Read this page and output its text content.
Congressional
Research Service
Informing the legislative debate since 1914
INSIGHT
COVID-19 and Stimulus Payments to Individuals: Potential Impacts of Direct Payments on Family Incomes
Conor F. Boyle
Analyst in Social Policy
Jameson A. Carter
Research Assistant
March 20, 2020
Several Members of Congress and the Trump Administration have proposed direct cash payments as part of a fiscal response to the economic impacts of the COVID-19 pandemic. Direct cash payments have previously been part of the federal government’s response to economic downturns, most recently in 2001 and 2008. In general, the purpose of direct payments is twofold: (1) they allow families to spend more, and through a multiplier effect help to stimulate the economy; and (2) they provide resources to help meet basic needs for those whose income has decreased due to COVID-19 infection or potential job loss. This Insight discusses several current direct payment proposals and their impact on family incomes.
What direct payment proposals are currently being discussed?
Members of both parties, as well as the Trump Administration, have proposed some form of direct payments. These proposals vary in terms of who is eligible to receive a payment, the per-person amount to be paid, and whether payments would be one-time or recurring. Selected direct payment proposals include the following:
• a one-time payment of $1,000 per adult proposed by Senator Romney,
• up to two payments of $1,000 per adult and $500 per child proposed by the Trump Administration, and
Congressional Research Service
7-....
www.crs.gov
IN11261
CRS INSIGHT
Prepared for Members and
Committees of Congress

......

## Problem description
The lines above should be duplicated exactly.

## Finished answer
Read this page and output its text content.
Congressional
Research Service
Informing the legislative debate since 1914
INSIGHT
COVID-19 and Stimulus Payments to Individuals: Potential Impacts of Direct Payments on Family Incomes
Conor F. Boyle
Analyst in Social Policy
Jameson A. Carter
Research Assistant
March 20, 2020
Several Members of Congress and the Trump Administration have proposed direct cash payments as part of a fiscal response to the economic impacts of the COVID-19 pandemic. Direct cash payments have previously been part of the federal government’s response to economic downturns, most recently in 2001 and 2008. In general, the purpose of direct payments is twofold: (1) they allow families to spend more, and through a multiplier effect help to stimulate the economy; and (2) they provide resources to help meet basic needs for those whose income has decreased due to COVID-19 infection or potential job loss. This Insight discusses several current direct payment proposals and their impact on family incomes.
What direct payment proposals are currently being discussed?
Members of both parties, as well as the Trump Administration, have proposed some form of direct payments. These proposals vary in terms of who is eligible to receive a payment, the per-person amount to be paid, and whether payments would be one-time or recurring. Selected direct payment proposals include the following:
• a one-time payment of $1,000 per adult proposed by Senator Romney,
• up to two payments of $1,000 per adult and $500 per child proposed by the Trump Administration, and
Congressional Research Service
7-....
www.crs.gov
IN11261
CRS INSIGHT
Prepared for Members and
Committees of Congress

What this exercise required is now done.